Stored entries:
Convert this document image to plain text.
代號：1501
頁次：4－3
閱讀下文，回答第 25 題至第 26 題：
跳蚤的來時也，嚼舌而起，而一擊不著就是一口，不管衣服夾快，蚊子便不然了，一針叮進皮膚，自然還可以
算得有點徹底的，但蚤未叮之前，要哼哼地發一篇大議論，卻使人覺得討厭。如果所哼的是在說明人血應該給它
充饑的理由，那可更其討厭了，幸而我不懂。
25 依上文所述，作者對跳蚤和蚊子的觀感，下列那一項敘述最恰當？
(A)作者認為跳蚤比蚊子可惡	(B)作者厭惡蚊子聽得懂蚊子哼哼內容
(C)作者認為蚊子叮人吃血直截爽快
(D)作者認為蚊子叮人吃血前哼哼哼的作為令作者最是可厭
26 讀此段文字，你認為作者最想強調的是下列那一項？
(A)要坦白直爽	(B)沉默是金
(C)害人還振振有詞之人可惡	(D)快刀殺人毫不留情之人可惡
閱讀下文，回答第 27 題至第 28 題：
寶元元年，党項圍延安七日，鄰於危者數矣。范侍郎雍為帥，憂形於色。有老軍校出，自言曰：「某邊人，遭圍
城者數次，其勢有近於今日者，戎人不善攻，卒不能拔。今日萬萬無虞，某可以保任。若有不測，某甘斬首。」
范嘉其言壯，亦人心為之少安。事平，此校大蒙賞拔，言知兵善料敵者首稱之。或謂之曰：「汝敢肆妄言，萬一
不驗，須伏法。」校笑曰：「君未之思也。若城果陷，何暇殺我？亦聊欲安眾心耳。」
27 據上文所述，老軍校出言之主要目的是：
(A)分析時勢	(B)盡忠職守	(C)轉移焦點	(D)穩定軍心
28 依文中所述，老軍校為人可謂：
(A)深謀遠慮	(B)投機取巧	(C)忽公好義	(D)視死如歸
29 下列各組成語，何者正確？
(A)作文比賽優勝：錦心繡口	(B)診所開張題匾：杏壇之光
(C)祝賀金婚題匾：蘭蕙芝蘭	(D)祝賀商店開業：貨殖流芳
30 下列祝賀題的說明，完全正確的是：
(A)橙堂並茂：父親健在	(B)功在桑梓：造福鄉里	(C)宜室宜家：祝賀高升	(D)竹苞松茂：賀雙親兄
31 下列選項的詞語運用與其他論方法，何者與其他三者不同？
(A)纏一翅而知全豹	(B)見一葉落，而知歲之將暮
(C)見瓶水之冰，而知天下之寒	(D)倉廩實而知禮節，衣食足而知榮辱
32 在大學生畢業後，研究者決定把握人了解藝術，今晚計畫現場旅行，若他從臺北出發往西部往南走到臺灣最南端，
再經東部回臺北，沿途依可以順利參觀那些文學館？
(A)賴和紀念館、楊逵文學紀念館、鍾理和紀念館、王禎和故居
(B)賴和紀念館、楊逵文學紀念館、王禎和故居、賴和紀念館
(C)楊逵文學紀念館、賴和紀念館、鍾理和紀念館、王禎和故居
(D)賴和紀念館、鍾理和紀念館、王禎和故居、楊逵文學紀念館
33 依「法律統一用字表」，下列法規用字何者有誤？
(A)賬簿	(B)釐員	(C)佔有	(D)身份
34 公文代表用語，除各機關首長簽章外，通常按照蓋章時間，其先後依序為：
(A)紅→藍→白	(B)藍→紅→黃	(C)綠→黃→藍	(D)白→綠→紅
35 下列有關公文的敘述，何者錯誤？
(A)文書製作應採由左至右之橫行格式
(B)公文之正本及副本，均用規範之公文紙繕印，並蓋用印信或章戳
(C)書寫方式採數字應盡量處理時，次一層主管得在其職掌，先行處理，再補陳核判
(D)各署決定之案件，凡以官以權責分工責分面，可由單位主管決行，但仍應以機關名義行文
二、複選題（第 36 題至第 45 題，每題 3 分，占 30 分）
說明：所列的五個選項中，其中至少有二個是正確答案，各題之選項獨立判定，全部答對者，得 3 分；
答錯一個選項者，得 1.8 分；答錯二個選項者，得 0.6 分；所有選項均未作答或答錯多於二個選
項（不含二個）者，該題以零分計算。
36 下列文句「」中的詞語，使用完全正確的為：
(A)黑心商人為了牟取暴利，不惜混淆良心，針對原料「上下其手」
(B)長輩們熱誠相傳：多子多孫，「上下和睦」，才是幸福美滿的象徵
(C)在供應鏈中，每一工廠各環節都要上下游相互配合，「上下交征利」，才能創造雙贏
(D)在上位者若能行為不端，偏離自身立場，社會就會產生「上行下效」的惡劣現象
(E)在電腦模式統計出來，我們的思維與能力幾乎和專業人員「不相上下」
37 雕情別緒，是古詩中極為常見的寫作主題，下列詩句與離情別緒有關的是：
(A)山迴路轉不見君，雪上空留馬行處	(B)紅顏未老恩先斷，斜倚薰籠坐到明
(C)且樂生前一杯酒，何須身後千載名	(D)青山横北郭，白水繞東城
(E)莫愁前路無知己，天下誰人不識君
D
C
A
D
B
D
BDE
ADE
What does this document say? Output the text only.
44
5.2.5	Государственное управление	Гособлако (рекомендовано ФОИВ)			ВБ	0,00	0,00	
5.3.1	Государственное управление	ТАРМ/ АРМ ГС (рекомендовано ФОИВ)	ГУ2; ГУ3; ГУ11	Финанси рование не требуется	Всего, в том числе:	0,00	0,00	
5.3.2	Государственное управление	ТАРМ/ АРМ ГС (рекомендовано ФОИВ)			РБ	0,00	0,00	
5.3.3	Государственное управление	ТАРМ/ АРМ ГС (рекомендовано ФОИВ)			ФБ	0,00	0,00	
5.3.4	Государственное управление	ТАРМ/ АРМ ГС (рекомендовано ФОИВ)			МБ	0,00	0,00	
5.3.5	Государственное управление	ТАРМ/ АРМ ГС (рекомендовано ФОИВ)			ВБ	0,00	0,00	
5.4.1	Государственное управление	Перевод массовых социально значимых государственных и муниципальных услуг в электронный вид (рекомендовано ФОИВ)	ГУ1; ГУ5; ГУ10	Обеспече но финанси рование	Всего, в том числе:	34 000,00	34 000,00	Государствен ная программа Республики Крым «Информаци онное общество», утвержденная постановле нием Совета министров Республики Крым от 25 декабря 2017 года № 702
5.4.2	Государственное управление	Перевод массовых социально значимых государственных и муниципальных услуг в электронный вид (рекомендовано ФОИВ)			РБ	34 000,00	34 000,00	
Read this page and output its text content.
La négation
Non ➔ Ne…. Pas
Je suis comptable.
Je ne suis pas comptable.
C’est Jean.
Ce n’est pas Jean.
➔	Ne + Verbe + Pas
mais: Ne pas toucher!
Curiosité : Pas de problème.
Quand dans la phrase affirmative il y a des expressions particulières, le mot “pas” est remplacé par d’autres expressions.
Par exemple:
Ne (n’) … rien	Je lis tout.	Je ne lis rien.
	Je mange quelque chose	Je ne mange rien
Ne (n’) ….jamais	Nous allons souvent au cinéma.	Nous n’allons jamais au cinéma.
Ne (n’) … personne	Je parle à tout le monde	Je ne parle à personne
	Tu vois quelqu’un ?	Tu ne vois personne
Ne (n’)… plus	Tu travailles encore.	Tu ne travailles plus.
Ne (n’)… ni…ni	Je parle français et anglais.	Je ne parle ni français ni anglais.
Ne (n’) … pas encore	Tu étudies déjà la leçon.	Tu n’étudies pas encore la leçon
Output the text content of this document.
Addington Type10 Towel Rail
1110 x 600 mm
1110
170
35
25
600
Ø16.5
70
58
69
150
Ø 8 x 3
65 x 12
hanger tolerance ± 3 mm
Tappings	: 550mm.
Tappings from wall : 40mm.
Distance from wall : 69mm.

Problem to work on:
Please quote the records above exactly, without skipping a line.

Exercise solution:
Convert this document image to plain text.
代號：1501
頁次：4－3
閱讀下文，回答第 25 題至第 26 題：
跳蚤的來時也，嚼舌而起，而一擊不著就是一口，不管衣服夾快，蚊子便不然了，一針叮進皮膚，自然還可以
算得有點徹底的，但蚤未叮之前，要哼哼地發一篇大議論，卻使人覺得討厭。如果所哼的是在說明人血應該給它
充饑的理由，那可更其討厭了，幸而我不懂。
25 依上文所述，作者對跳蚤和蚊子的觀感，下列那一項敘述最恰當？
(A)作者認為跳蚤比蚊子可惡	(B)作者厭惡蚊子聽得懂蚊子哼哼內容
(C)作者認為蚊子叮人吃血直截爽快
(D)作者認為蚊子叮人吃血前哼哼哼的作為令作者最是可厭
26 讀此段文字，你認為作者最想強調的是下列那一項？
(A)要坦白直爽	(B)沉默是金
(C)害人還振振有詞之人可惡	(D)快刀殺人毫不留情之人可惡
閱讀下文，回答第 27 題至第 28 題：
寶元元年，党項圍延安七日，鄰於危者數矣。范侍郎雍為帥，憂形於色。有老軍校出，自言曰：「某邊人，遭圍
城者數次，其勢有近於今日者，戎人不善攻，卒不能拔。今日萬萬無虞，某可以保任。若有不測，某甘斬首。」
范嘉其言壯，亦人心為之少安。事平，此校大蒙賞拔，言知兵善料敵者首稱之。或謂之曰：「汝敢肆妄言，萬一
不驗，須伏法。」校笑曰：「君未之思也。若城果陷，何暇殺我？亦聊欲安眾心耳。」
27 據上文所述，老軍校出言之主要目的是：
(A)分析時勢	(B)盡忠職守	(C)轉移焦點	(D)穩定軍心
28 依文中所述，老軍校為人可謂：
(A)深謀遠慮	(B)投機取巧	(C)忽公好義	(D)視死如歸
29 下列各組成語，何者正確？
(A)作文比賽優勝：錦心繡口	(B)診所開張題匾：杏壇之光
(C)祝賀金婚題匾：蘭蕙芝蘭	(D)祝賀商店開業：貨殖流芳
30 下列祝賀題的說明，完全正確的是：
(A)橙堂並茂：父親健在	(B)功在桑梓：造福鄉里	(C)宜室宜家：祝賀高升	(D)竹苞松茂：賀雙親兄
31 下列選項的詞語運用與其他論方法，何者與其他三者不同？
(A)纏一翅而知全豹	(B)見一葉落，而知歲之將暮
(C)見瓶水之冰，而知天下之寒	(D)倉廩實而知禮節，衣食足而知榮辱
32 在大學生畢業後，研究者決定把握人了解藝術，今晚計畫現場旅行，若他從臺北出發往西部往南走到臺灣最南端，
再經東部回臺北，沿途依可以順利參觀那些文學館？
(A)賴和紀念館、楊逵文學紀念館、鍾理和紀念館、王禎和故居
(B)賴和紀念館、楊逵文學紀念館、王禎和故居、賴和紀念館
(C)楊逵文學紀念館、賴和紀念館、鍾理和紀念館、王禎和故居
(D)賴和紀念館、鍾理和紀念館、王禎和故居、楊逵文學紀念館
33 依「法律統一用字表」，下列法規用字何者有誤？
(A)賬簿	(B)釐員	(C)佔有	(D)身份
34 公文代表用語，除各機關首長簽章外，通常按照蓋章時間，其先後依序為：
(A)紅→藍→白	(B)藍→紅→黃	(C)綠→黃→藍	(D)白→綠→紅
35 下列有關公文的敘述，何者錯誤？
(A)文書製作應採由左至右之橫行格式
(B)公文之正本及副本，均用規範之公文紙繕印，並蓋用印信或章戳
(C)書寫方式採數字應盡量處理時，次一層主管得在其職掌，先行處理，再補陳核判
(D)各署決定之案件，凡以官以權責分工責分面，可由單位主管決行，但仍應以機關名義行文
二、複選題（第 36 題至第 45 題，每題 3 分，占 30 分）
說明：所列的五個選項中，其中至少有二個是正確答案，各題之選項獨立判定，全部答對者，得 3 分；
答錯一個選項者，得 1.8 分；答錯二個選項者，得 0.6 分；所有選項均未作答或答錯多於二個選
項（不含二個）者，該題以零分計算。
36 下列文句「」中的詞語，使用完全正確的為：
(A)黑心商人為了牟取暴利，不惜混淆良心，針對原料「上下其手」
(B)長輩們熱誠相傳：多子多孫，「上下和睦」，才是幸福美滿的象徵
(C)在供應鏈中，每一工廠各環節都要上下游相互配合，「上下交征利」，才能創造雙贏
(D)在上位者若能行為不端，偏離自身立場，社會就會產生「上行下效」的惡劣現象
(E)在電腦模式統計出來，我們的思維與能力幾乎和專業人員「不相上下」
37 雕情別緒，是古詩中極為常見的寫作主題，下列詩句與離情別緒有關的是：
(A)山迴路轉不見君，雪上空留馬行處	(B)紅顏未老恩先斷，斜倚薰籠坐到明
(C)且樂生前一杯酒，何須身後千載名	(D)青山横北郭，白水繞東城
(E)莫愁前路無知己，天下誰人不識君
D
C
A
D
B
D
BDE
ADE
What does this document say? Output the text only.
44
5.2.5	Государственное управление	Гособлако (рекомендовано ФОИВ)			ВБ	0,00	0,00	
5.3.1	Государственное управление	ТАРМ/ АРМ ГС (рекомендовано ФОИВ)	ГУ2; ГУ3; ГУ11	Финанси рование не требуется	Всего, в том числе:	0,00	0,00	
5.3.2	Государственное управление	ТАРМ/ АРМ ГС (рекомендовано ФОИВ)			РБ	0,00	0,00	
5.3.3	Государственное управление	ТАРМ/ АРМ ГС (рекомендовано ФОИВ)			ФБ	0,00	0,00	
5.3.4	Государственное управление	ТАРМ/ АРМ ГС (рекомендовано ФОИВ)			МБ	0,00	0,00	
5.3.5	Государственное управление	ТАРМ/ АРМ ГС (рекомендовано ФОИВ)			ВБ	0,00	0,00	
5.4.1	Государственное управление	Перевод массовых социально значимых государственных и муниципальных услуг в электронный вид (рекомендовано ФОИВ)	ГУ1; ГУ5; ГУ10	Обеспече но финанси рование	Всего, в том числе:	34 000,00	34 000,00	Государствен ная программа Республики Крым «Информаци онное общество», утвержденная постановле нием Совета министров Республики Крым от 25 декабря 2017 года № 702
5.4.2	Государственное управление	Перевод массовых социально значимых государственных и муниципальных услуг в электронный вид (рекомендовано ФОИВ)			РБ	34 000,00	34 000,00	
Read this page and output its text content.
La négation
Non ➔ Ne…. Pas
Je suis comptable.
Je ne suis pas comptable.
C’est Jean.
Ce n’est pas Jean.
➔	Ne + Verbe + Pas
mais: Ne pas toucher!
Curiosité : Pas de problème.
Quand dans la phrase affirmative il y a des expressions particulières, le mot “pas” est remplacé par d’autres expressions.
Par exemple:
Ne (n’) … rien	Je lis tout.	Je ne lis rien.
	Je mange quelque chose	Je ne mange rien
Ne (n’) ….jamais	Nous allons souvent au cinéma.	Nous n’allons jamais au cinéma.
Ne (n’) … personne	Je parle à tout le monde	Je ne parle à personne
	Tu vois quelqu’un ?	Tu ne vois personne
Ne (n’)… plus	Tu travailles encore.	Tu ne travailles plus.
Ne (n’)… ni…ni	Je parle français et anglais.	Je ne parle ni français ni anglais.
Ne (n’) … pas encore	Tu étudies déjà la leçon.	Tu n’étudies pas encore la leçon
Output the text content of this document.
Addington Type10 Towel Rail
1110 x 600 mm
1110
170
35
25
600
Ø16.5
70
58
69
150
Ø 8 x 3
65 x 12
hanger tolerance ± 3 mm
Tappings	: 550mm.
Tappings from wall : 40mm.
Distance from wall : 69mm.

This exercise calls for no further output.